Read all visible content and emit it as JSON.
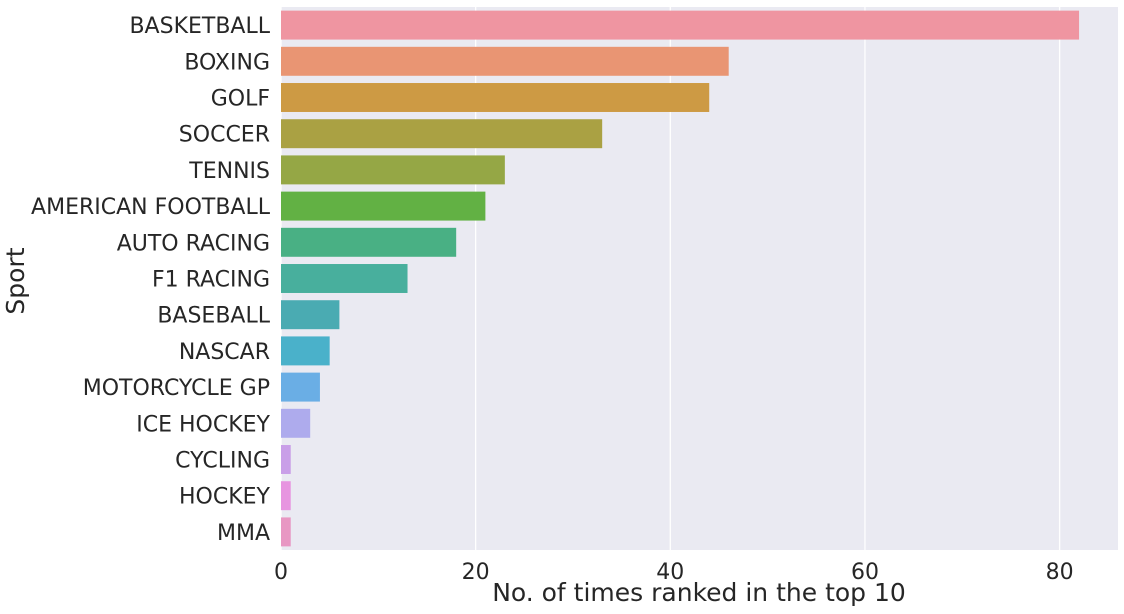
{
  "chart_data": {
    "type": "bar",
    "orientation": "horizontal",
    "title": "",
    "xlabel": "No. of times ranked in the top 10",
    "ylabel": "Sport",
    "xlim": [
      0,
      86
    ],
    "xticks": [
      0,
      20,
      40,
      60,
      80
    ],
    "grid": true,
    "categories": [
      "BASKETBALL",
      "BOXING",
      "GOLF",
      "SOCCER",
      "TENNIS",
      "AMERICAN FOOTBALL",
      "AUTO RACING",
      "F1 RACING",
      "BASEBALL",
      "NASCAR",
      "MOTORCYCLE GP",
      "ICE HOCKEY",
      "CYCLING",
      "HOCKEY",
      "MMA"
    ],
    "values": [
      82,
      46,
      44,
      33,
      23,
      21,
      18,
      13,
      6,
      5,
      4,
      3,
      1,
      1,
      1
    ],
    "colors": [
      "#ef95a1",
      "#e99573",
      "#cd9a44",
      "#aaa143",
      "#95a745",
      "#62b144",
      "#49b084",
      "#48af9d",
      "#4aabb2",
      "#4ab1ca",
      "#6aaee5",
      "#aeabed",
      "#c99fe8",
      "#e795e0",
      "#e897c3"
    ],
    "background": "#eaeaf2"
  }
}
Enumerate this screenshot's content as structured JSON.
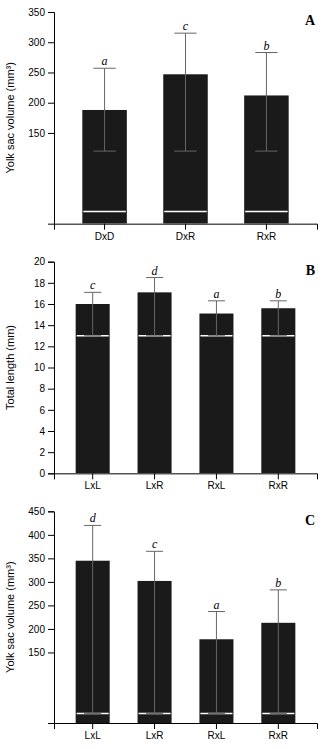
{
  "chart_data": [
    {
      "type": "bar",
      "annotations": [
        "A"
      ],
      "categories": [
        "DxD",
        "DxR",
        "RxR"
      ],
      "values": [
        188,
        247,
        212
      ],
      "error_high": [
        257,
        315,
        283
      ],
      "error_low": [
        120,
        120,
        120
      ],
      "sig_labels": [
        "a",
        "c",
        "b"
      ],
      "white_line_y": 20,
      "ylabel": "Yolk sac volume (mm³)",
      "ylim": [
        0,
        350
      ],
      "yticks": [
        150,
        200,
        250,
        300,
        350
      ],
      "color": "#1a1a1a",
      "error_color": "#666666"
    },
    {
      "type": "bar",
      "annotations": [
        "B"
      ],
      "categories": [
        "LxL",
        "LxR",
        "RxL",
        "RxR"
      ],
      "values": [
        16.0,
        17.1,
        15.1,
        15.6
      ],
      "error_high": [
        17.1,
        18.5,
        16.3,
        16.3
      ],
      "error_low": [
        13.0,
        13.0,
        13.0,
        13.0
      ],
      "sig_labels": [
        "c",
        "d",
        "a",
        "b"
      ],
      "white_line_y": 13.0,
      "ylabel": "Total length (mm)",
      "ylim": [
        0,
        20
      ],
      "yticks": [
        0,
        2,
        4,
        6,
        8,
        10,
        12,
        14,
        16,
        18,
        20
      ],
      "color": "#1a1a1a",
      "error_color": "#666666"
    },
    {
      "type": "bar",
      "annotations": [
        "C"
      ],
      "categories": [
        "LxL",
        "LxR",
        "RxL",
        "RxR"
      ],
      "values": [
        345,
        302,
        178,
        213
      ],
      "error_high": [
        420,
        365,
        237,
        283
      ],
      "error_low": [
        20,
        20,
        20,
        20
      ],
      "sig_labels": [
        "d",
        "c",
        "a",
        "b"
      ],
      "white_line_y": 20,
      "ylabel": "Yolk sac volume (mm³)",
      "ylim": [
        0,
        450
      ],
      "yticks": [
        150,
        200,
        250,
        300,
        350,
        400,
        450
      ],
      "color": "#1a1a1a",
      "error_color": "#666666"
    }
  ]
}
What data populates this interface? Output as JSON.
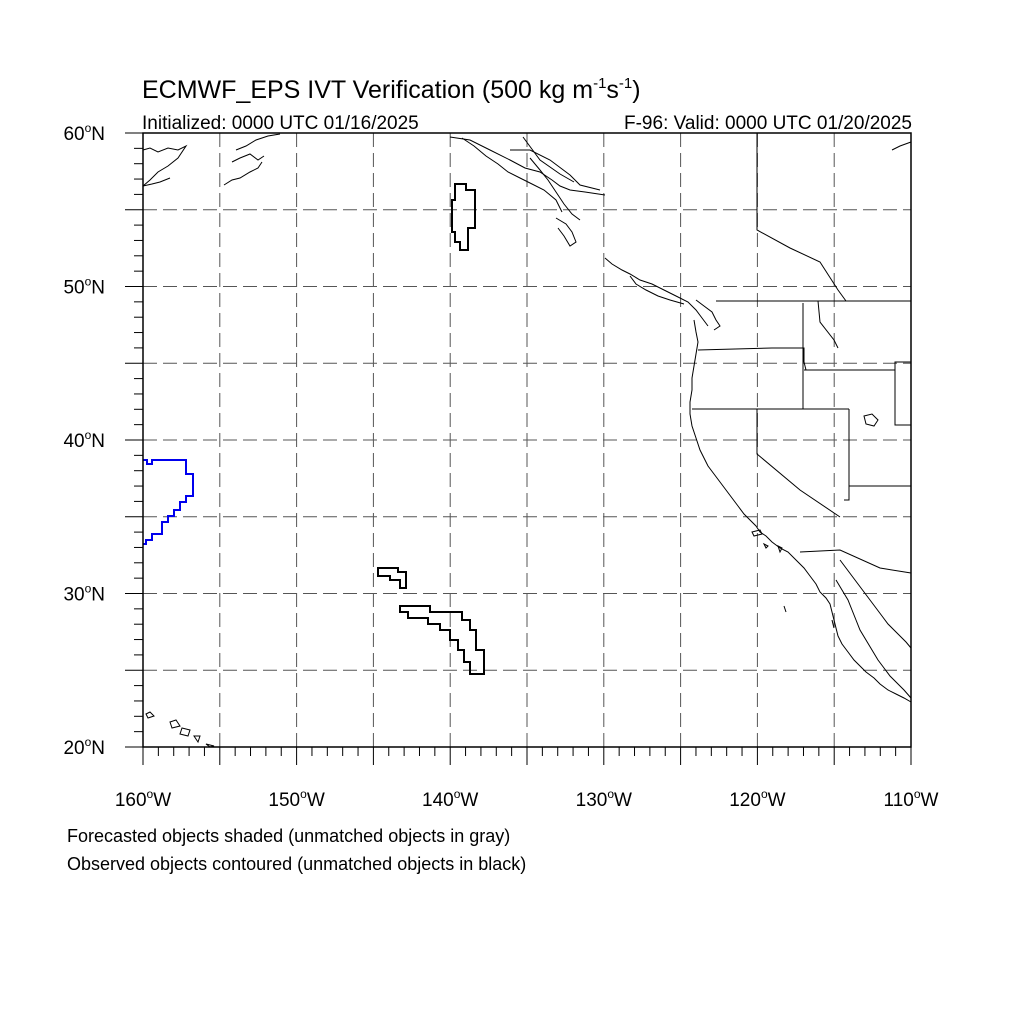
{
  "title": {
    "main": "ECMWF_EPS IVT Verification (500 kg m",
    "sup1": "-1",
    "mid": "s",
    "sup2": "-1",
    "end": ")"
  },
  "initialized": "Initialized: 0000 UTC 01/16/2025",
  "valid": "F-96: Valid: 0000 UTC 01/20/2025",
  "lat_labels": [
    {
      "deg": "60",
      "hemi": "N",
      "value": 60
    },
    {
      "deg": "50",
      "hemi": "N",
      "value": 50
    },
    {
      "deg": "40",
      "hemi": "N",
      "value": 40
    },
    {
      "deg": "30",
      "hemi": "N",
      "value": 30
    },
    {
      "deg": "20",
      "hemi": "N",
      "value": 20
    }
  ],
  "lon_labels": [
    {
      "deg": "160",
      "hemi": "W",
      "value": -160
    },
    {
      "deg": "150",
      "hemi": "W",
      "value": -150
    },
    {
      "deg": "140",
      "hemi": "W",
      "value": -140
    },
    {
      "deg": "130",
      "hemi": "W",
      "value": -130
    },
    {
      "deg": "120",
      "hemi": "W",
      "value": -120
    },
    {
      "deg": "110",
      "hemi": "W",
      "value": -110
    }
  ],
  "extent": {
    "lon_min": -160,
    "lon_max": -110,
    "lat_min": 20,
    "lat_max": 60
  },
  "grid": {
    "dashed": true,
    "lon_step": 5,
    "lat_step": 5
  },
  "legend_notes": [
    "Forecasted objects shaded (unmatched objects in gray)",
    "Observed objects contoured (unmatched objects in black)"
  ],
  "colors": {
    "matched_observed": "#0000ee",
    "unmatched_observed": "#000000",
    "coastline": "#000000"
  }
}
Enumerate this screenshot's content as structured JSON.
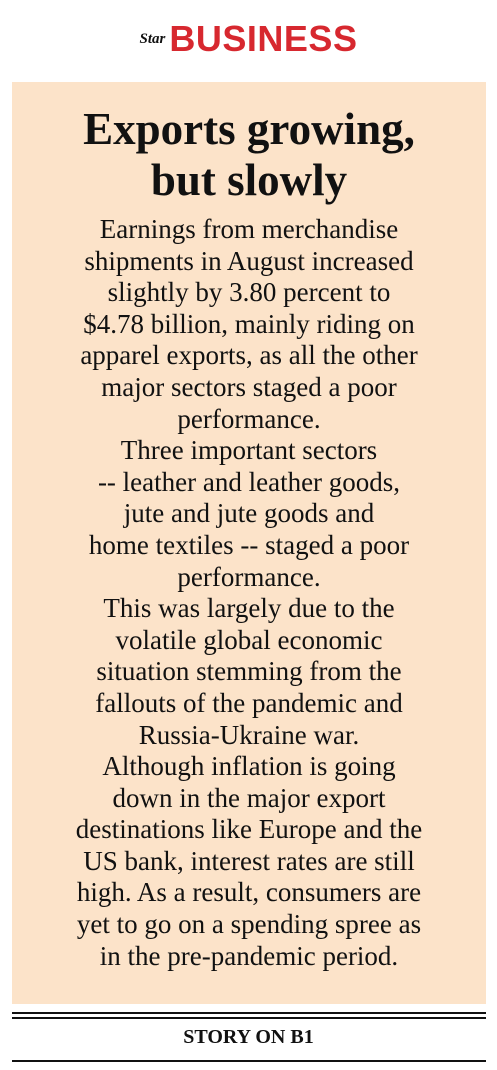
{
  "header": {
    "logo": "Star",
    "section": "BUSINESS"
  },
  "article": {
    "headline": [
      "Exports growing,",
      "but slowly"
    ],
    "paragraphs": [
      [
        "Earnings from merchandise",
        "shipments in August increased",
        "slightly by 3.80 percent to",
        "$4.78 billion, mainly riding on",
        "apparel exports, as all the other",
        "major sectors staged a poor",
        "performance."
      ],
      [
        "Three important sectors",
        "-- leather and leather goods,",
        "jute and jute goods and",
        "home textiles -- staged a poor",
        "performance."
      ],
      [
        "This was largely due to the",
        "volatile global economic",
        "situation stemming from the",
        "fallouts of the pandemic and",
        "Russia-Ukraine war."
      ],
      [
        "Although inflation is going",
        "down in the major export",
        "destinations like Europe and the",
        "US bank, interest rates are still",
        "high. As a result, consumers are",
        "yet to go on a spending spree as",
        "in the pre-pandemic period."
      ]
    ]
  },
  "footer": {
    "link": "STORY ON B1"
  }
}
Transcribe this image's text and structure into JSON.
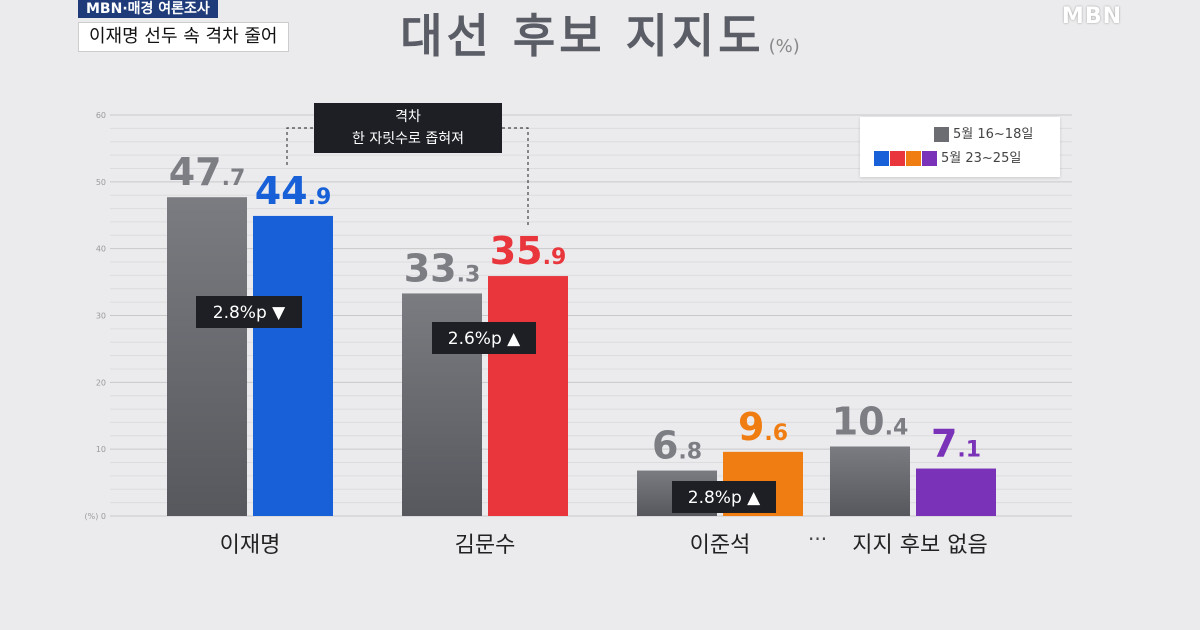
{
  "broadcast": {
    "tag": "MBN·매경 여론조사",
    "subtitle": "이재명 선두 속 격차 줄어",
    "logo": "MBN"
  },
  "callout": {
    "line1": "격차",
    "line2": "한 자릿수로 좁혀져"
  },
  "chart_data": {
    "type": "bar",
    "title": "대선 후보 지지도",
    "unit": "(%)",
    "ylim": [
      0,
      60
    ],
    "yticks": [
      0,
      10,
      20,
      30,
      40,
      50,
      60
    ],
    "ytick_labels": [
      "(%) 0",
      "10",
      "20",
      "30",
      "40",
      "50",
      "60"
    ],
    "grid": true,
    "legend_position": "top-right",
    "categories": [
      "이재명",
      "김문수",
      "이준석",
      "지지 후보 없음"
    ],
    "series": [
      {
        "name": "5월 16~18일",
        "values": [
          47.7,
          33.3,
          6.8,
          10.4
        ],
        "color": "#6b6d72"
      },
      {
        "name": "5월 23~25일",
        "values": [
          44.9,
          35.9,
          9.6,
          7.1
        ],
        "colors": [
          "#1860d8",
          "#e8363c",
          "#f07d12",
          "#7a32b8"
        ]
      }
    ],
    "changes": [
      {
        "category": "이재명",
        "text": "2.8%p ▼"
      },
      {
        "category": "김문수",
        "text": "2.6%p ▲"
      },
      {
        "category": "이준석",
        "text": "2.8%p ▲"
      }
    ],
    "ellipsis": "···"
  }
}
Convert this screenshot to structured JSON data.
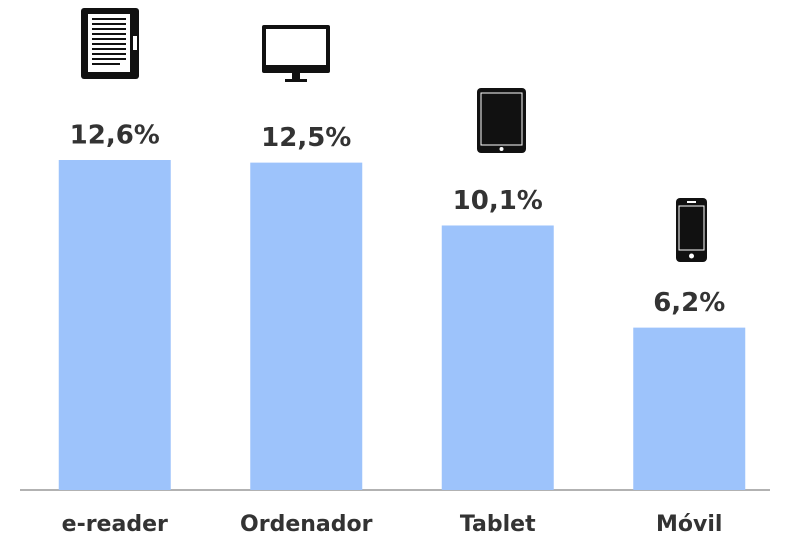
{
  "chart_data": {
    "type": "bar",
    "categories": [
      "e-reader",
      "Ordenador",
      "Tablet",
      "Móvil"
    ],
    "values": [
      12.6,
      12.5,
      10.1,
      6.2
    ],
    "value_labels": [
      "12,6%",
      "12,5%",
      "10,1%",
      "6,2%"
    ],
    "color": "#9dc3fb"
  }
}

> Your goal
Select from the material above each line in which the string "staged" appears, and list those lines.

> Solved problem
        "major sectors staged a poor",
        "home textiles -- staged a poor",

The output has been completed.